#### [What is expected]
Scan the listing below. Report each line that includes "center".

>> begin

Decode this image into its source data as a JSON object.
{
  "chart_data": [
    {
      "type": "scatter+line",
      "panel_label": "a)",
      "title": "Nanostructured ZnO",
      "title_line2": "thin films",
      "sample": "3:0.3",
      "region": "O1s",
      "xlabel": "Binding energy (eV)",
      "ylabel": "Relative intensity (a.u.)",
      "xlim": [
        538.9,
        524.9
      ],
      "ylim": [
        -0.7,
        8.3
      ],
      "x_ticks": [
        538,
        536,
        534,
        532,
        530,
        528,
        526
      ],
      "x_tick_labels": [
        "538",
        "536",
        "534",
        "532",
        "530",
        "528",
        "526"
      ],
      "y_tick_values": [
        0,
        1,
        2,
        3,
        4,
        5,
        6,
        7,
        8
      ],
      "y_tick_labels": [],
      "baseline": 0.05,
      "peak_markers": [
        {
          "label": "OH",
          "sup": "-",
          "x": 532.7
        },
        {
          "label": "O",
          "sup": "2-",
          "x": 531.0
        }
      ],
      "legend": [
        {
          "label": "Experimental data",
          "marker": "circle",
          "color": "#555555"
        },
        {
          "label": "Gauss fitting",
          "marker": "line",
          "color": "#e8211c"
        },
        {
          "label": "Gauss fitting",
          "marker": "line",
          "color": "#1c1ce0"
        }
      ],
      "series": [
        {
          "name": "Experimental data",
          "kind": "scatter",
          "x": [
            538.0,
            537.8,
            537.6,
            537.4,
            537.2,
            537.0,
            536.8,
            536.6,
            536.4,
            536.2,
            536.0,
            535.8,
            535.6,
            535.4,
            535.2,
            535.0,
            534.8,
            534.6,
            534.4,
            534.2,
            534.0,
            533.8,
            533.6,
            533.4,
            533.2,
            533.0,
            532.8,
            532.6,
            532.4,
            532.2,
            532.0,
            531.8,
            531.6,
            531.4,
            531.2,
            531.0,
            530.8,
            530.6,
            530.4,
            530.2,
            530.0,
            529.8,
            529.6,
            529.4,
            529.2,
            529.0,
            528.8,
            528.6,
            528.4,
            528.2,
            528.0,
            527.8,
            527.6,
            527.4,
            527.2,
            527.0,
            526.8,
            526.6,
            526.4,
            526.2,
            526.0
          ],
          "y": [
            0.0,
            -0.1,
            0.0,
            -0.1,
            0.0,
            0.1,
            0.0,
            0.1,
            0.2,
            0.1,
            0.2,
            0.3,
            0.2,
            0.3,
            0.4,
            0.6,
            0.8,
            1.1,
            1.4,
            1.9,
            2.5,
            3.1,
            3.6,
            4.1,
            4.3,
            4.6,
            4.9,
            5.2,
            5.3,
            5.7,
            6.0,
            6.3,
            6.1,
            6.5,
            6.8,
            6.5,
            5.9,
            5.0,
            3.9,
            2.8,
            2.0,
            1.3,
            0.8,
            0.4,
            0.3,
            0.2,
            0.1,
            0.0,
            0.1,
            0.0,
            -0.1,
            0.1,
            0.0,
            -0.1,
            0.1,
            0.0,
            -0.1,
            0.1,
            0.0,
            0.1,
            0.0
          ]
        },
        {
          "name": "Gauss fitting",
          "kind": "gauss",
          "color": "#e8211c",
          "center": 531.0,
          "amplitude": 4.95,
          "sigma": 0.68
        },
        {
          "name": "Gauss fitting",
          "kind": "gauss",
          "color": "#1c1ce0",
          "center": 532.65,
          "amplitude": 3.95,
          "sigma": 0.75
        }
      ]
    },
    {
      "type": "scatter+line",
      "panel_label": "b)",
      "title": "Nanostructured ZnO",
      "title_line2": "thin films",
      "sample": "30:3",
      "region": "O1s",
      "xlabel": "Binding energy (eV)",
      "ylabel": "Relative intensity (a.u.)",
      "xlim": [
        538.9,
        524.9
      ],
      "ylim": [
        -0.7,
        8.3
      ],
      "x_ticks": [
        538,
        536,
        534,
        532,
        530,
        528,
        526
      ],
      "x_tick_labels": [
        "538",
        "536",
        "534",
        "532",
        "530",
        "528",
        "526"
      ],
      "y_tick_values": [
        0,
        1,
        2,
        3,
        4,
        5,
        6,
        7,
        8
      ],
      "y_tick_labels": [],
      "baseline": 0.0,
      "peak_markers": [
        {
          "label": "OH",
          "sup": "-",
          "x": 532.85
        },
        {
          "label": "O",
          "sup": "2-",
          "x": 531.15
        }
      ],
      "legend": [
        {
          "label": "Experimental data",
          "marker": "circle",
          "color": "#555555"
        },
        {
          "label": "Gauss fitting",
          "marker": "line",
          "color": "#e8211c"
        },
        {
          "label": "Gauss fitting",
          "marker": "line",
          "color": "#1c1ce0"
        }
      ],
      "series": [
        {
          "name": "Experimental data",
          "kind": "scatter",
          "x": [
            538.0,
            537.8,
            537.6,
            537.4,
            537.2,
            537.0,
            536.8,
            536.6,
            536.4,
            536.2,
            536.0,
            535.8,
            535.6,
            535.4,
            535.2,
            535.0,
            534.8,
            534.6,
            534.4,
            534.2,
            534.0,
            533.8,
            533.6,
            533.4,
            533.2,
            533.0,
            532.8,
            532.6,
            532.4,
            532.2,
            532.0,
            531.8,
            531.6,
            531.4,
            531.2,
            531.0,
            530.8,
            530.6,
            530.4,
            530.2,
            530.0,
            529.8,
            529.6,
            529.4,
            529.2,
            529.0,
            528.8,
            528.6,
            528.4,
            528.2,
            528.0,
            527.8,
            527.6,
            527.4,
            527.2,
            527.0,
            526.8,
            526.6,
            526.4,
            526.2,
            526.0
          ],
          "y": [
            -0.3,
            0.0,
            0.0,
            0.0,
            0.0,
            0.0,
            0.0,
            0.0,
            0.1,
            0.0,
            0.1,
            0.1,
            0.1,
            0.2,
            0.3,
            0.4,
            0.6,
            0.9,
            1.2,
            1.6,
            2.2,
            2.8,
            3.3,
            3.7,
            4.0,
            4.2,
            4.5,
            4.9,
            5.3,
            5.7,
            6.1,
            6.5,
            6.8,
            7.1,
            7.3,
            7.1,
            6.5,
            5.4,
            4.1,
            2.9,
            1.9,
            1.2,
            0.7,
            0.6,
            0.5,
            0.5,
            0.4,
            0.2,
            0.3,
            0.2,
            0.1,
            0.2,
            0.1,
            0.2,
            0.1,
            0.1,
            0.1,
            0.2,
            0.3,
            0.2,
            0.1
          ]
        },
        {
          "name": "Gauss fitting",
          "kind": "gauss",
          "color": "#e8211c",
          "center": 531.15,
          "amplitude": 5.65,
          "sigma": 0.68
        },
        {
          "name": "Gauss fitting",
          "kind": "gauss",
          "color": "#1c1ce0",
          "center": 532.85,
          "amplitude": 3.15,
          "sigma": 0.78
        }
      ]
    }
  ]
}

>> end

#### [Complete response]
          "center": 531.0,
          "center": 532.65,
          "center": 531.15,
          "center": 532.85,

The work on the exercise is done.